What you have to do:
Write out every entry again with each "code-line" replaced by "text-row", leaving everything else unchanged.
+---+
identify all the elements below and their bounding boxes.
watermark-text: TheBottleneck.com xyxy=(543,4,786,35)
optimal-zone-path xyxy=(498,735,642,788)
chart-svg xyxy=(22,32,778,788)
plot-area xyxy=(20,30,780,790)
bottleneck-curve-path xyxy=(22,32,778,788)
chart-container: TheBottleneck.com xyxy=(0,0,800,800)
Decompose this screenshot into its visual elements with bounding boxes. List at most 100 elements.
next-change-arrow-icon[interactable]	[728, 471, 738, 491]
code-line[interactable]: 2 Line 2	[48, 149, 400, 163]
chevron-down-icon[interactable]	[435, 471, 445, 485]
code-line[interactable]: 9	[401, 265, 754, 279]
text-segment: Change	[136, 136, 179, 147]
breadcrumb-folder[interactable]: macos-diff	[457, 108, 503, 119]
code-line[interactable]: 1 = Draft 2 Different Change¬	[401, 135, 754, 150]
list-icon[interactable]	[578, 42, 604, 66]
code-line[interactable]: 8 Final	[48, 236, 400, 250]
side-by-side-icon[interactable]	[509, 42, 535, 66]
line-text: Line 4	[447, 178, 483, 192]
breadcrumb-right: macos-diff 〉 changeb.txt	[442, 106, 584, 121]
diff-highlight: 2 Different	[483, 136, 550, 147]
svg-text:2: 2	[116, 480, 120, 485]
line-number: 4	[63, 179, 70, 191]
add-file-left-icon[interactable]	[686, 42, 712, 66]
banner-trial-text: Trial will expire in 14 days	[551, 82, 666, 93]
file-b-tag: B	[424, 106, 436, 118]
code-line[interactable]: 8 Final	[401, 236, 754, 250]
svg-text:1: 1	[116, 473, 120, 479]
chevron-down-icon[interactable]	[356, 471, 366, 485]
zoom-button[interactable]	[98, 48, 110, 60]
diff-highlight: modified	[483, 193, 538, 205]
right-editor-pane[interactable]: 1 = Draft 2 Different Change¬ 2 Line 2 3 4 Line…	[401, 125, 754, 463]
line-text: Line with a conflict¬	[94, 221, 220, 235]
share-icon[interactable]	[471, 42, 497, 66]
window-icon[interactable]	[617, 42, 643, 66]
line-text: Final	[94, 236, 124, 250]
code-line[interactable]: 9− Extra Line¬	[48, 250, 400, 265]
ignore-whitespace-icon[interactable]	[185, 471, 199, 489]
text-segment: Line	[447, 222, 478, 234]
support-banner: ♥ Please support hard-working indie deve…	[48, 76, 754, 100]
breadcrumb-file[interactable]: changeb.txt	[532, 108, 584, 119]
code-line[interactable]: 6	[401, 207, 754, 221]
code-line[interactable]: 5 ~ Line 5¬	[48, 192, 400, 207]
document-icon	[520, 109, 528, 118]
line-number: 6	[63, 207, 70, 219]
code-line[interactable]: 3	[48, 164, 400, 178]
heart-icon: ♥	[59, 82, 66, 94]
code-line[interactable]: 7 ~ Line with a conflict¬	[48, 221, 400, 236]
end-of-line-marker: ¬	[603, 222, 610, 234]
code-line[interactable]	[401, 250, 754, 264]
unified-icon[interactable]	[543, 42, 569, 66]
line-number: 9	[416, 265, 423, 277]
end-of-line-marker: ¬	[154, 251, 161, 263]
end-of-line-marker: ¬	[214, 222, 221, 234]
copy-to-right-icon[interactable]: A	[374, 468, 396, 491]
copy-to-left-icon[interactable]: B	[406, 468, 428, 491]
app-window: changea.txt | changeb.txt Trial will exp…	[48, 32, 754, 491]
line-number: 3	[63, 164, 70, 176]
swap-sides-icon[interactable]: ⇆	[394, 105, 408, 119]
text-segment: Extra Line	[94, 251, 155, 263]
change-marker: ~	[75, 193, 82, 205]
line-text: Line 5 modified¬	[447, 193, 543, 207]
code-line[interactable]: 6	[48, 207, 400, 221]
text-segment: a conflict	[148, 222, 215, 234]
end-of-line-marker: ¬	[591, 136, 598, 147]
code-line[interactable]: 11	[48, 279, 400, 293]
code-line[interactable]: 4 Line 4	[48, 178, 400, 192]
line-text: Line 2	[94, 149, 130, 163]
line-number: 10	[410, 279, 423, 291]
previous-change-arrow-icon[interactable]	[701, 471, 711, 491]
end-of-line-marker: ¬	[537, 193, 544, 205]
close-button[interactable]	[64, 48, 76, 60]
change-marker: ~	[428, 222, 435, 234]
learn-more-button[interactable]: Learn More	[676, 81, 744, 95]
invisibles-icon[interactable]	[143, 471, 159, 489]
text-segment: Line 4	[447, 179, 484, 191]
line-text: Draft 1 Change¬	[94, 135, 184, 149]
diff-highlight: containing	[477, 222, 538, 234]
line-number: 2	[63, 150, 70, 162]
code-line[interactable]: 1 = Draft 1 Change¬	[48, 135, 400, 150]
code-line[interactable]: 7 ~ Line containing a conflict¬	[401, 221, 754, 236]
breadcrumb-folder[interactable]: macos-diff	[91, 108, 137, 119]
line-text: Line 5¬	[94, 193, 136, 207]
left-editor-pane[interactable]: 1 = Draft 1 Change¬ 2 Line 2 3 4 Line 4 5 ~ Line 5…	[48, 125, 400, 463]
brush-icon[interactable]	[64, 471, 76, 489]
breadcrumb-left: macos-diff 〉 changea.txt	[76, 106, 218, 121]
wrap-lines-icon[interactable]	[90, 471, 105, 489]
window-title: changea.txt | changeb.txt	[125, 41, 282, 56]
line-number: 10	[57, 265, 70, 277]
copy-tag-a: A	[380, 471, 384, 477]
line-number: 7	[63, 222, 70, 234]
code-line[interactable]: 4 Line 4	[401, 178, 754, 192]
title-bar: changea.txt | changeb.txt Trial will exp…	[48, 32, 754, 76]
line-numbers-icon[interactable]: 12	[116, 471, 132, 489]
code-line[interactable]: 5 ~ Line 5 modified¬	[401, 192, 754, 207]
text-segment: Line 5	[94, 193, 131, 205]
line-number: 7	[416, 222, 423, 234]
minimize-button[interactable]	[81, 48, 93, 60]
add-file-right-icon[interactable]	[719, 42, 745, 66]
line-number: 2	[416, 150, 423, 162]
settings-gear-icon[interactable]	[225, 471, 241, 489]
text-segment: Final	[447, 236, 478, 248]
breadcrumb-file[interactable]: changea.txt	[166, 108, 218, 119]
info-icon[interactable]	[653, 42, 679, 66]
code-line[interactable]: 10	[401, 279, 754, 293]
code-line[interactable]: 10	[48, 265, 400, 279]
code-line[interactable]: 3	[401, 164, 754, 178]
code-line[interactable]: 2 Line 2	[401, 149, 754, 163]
+---+
Task answer:
identify all the elements below and their bounding boxes.
watermark-text: TheBottleneck.com xyxy=(543,4,786,35)
optimal-zone-path xyxy=(498,735,642,788)
chart-svg xyxy=(22,32,778,788)
plot-area xyxy=(20,30,780,790)
bottleneck-curve-path xyxy=(22,32,778,788)
chart-container: TheBottleneck.com xyxy=(0,0,800,800)
Decompose this screenshot into its visual elements with bounding boxes. List at most 100 elements.
next-change-arrow-icon[interactable]	[728, 471, 738, 491]
text-row[interactable]: 2 Line 2	[48, 149, 400, 163]
chevron-down-icon[interactable]	[435, 471, 445, 485]
text-row[interactable]: 9	[401, 265, 754, 279]
text-segment: Change	[136, 136, 179, 147]
breadcrumb-folder[interactable]: macos-diff	[457, 108, 503, 119]
text-row[interactable]: 1 = Draft 2 Different Change¬	[401, 135, 754, 150]
list-icon[interactable]	[578, 42, 604, 66]
text-row[interactable]: 8 Final	[48, 236, 400, 250]
side-by-side-icon[interactable]	[509, 42, 535, 66]
line-text: Line 4	[447, 178, 483, 192]
breadcrumb-right: macos-diff 〉 changeb.txt	[442, 106, 584, 121]
diff-highlight: 2 Different	[483, 136, 550, 147]
svg-text:2: 2	[116, 480, 120, 485]
line-number: 4	[63, 179, 70, 191]
add-file-left-icon[interactable]	[686, 42, 712, 66]
banner-trial-text: Trial will expire in 14 days	[551, 82, 666, 93]
file-b-tag: B	[424, 106, 436, 118]
text-row[interactable]: 8 Final	[401, 236, 754, 250]
svg-text:1: 1	[116, 473, 120, 479]
chevron-down-icon[interactable]	[356, 471, 366, 485]
zoom-button[interactable]	[98, 48, 110, 60]
diff-highlight: modified	[483, 193, 538, 205]
right-editor-pane[interactable]: 1 = Draft 2 Different Change¬ 2 Line 2 3 4 Line…	[401, 125, 754, 463]
line-text: Line with a conflict¬	[94, 221, 220, 235]
share-icon[interactable]	[471, 42, 497, 66]
window-icon[interactable]	[617, 42, 643, 66]
line-text: Final	[94, 236, 124, 250]
text-row[interactable]: 9− Extra Line¬	[48, 250, 400, 265]
ignore-whitespace-icon[interactable]	[185, 471, 199, 489]
text-segment: Line	[447, 222, 478, 234]
support-banner: ♥ Please support hard-working indie deve…	[48, 76, 754, 100]
breadcrumb-file[interactable]: changeb.txt	[532, 108, 584, 119]
text-row[interactable]: 6	[401, 207, 754, 221]
text-row[interactable]: 5 ~ Line 5¬	[48, 192, 400, 207]
document-icon	[520, 109, 528, 118]
line-number: 6	[63, 207, 70, 219]
text-row[interactable]: 3	[48, 164, 400, 178]
heart-icon: ♥	[59, 82, 66, 94]
text-row[interactable]: 7 ~ Line with a conflict¬	[48, 221, 400, 236]
end-of-line-marker: ¬	[603, 222, 610, 234]
text-row[interactable]	[401, 250, 754, 264]
unified-icon[interactable]	[543, 42, 569, 66]
line-number: 9	[416, 265, 423, 277]
end-of-line-marker: ¬	[154, 251, 161, 263]
end-of-line-marker: ¬	[214, 222, 221, 234]
copy-to-right-icon[interactable]: A	[374, 468, 396, 491]
copy-to-left-icon[interactable]: B	[406, 468, 428, 491]
app-window: changea.txt | changeb.txt Trial will exp…	[48, 32, 754, 491]
line-number: 3	[63, 164, 70, 176]
swap-sides-icon[interactable]: ⇆	[394, 105, 408, 119]
text-segment: Extra Line	[94, 251, 155, 263]
change-marker: ~	[75, 193, 82, 205]
line-text: Line 5 modified¬	[447, 193, 543, 207]
text-row[interactable]: 6	[48, 207, 400, 221]
text-segment: a conflict	[148, 222, 215, 234]
end-of-line-marker: ¬	[591, 136, 598, 147]
text-row[interactable]: 11	[48, 279, 400, 293]
text-row[interactable]: 4 Line 4	[48, 178, 400, 192]
line-text: Line 2	[94, 149, 130, 163]
line-number: 10	[410, 279, 423, 291]
previous-change-arrow-icon[interactable]	[701, 471, 711, 491]
end-of-line-marker: ¬	[537, 193, 544, 205]
close-button[interactable]	[64, 48, 76, 60]
change-marker: ~	[428, 222, 435, 234]
learn-more-button[interactable]: Learn More	[676, 81, 744, 95]
invisibles-icon[interactable]	[143, 471, 159, 489]
text-segment: Line 4	[447, 179, 484, 191]
line-text: Draft 1 Change¬	[94, 135, 184, 149]
diff-highlight: containing	[477, 222, 538, 234]
line-number: 2	[63, 150, 70, 162]
text-row[interactable]: 1 = Draft 1 Change¬	[48, 135, 400, 150]
text-row[interactable]: 7 ~ Line containing a conflict¬	[401, 221, 754, 236]
breadcrumb-folder[interactable]: macos-diff	[91, 108, 137, 119]
line-text: Line 5¬	[94, 193, 136, 207]
left-editor-pane[interactable]: 1 = Draft 1 Change¬ 2 Line 2 3 4 Line 4 5 ~ Line 5…	[48, 125, 400, 463]
brush-icon[interactable]	[64, 471, 76, 489]
breadcrumb-left: macos-diff 〉 changea.txt	[76, 106, 218, 121]
wrap-lines-icon[interactable]	[90, 471, 105, 489]
window-title: changea.txt | changeb.txt	[125, 41, 282, 56]
line-number: 10	[57, 265, 70, 277]
copy-tag-a: A	[380, 471, 384, 477]
line-number: 7	[63, 222, 70, 234]
text-row[interactable]: 4 Line 4	[401, 178, 754, 192]
title-bar: changea.txt | changeb.txt Trial will exp…	[48, 32, 754, 76]
line-numbers-icon[interactable]: 12	[116, 471, 132, 489]
text-row[interactable]: 5 ~ Line 5 modified¬	[401, 192, 754, 207]
text-segment: Line 5	[94, 193, 131, 205]
line-number: 7	[416, 222, 423, 234]
minimize-button[interactable]	[81, 48, 93, 60]
add-file-right-icon[interactable]	[719, 42, 745, 66]
line-number: 2	[416, 150, 423, 162]
settings-gear-icon[interactable]	[225, 471, 241, 489]
text-segment: Final	[447, 236, 478, 248]
breadcrumb-file[interactable]: changea.txt	[166, 108, 218, 119]
info-icon[interactable]	[653, 42, 679, 66]
text-row[interactable]: 10	[401, 279, 754, 293]
text-row[interactable]: 10	[48, 265, 400, 279]
text-row[interactable]: 3	[401, 164, 754, 178]
text-row[interactable]: 2 Line 2	[401, 149, 754, 163]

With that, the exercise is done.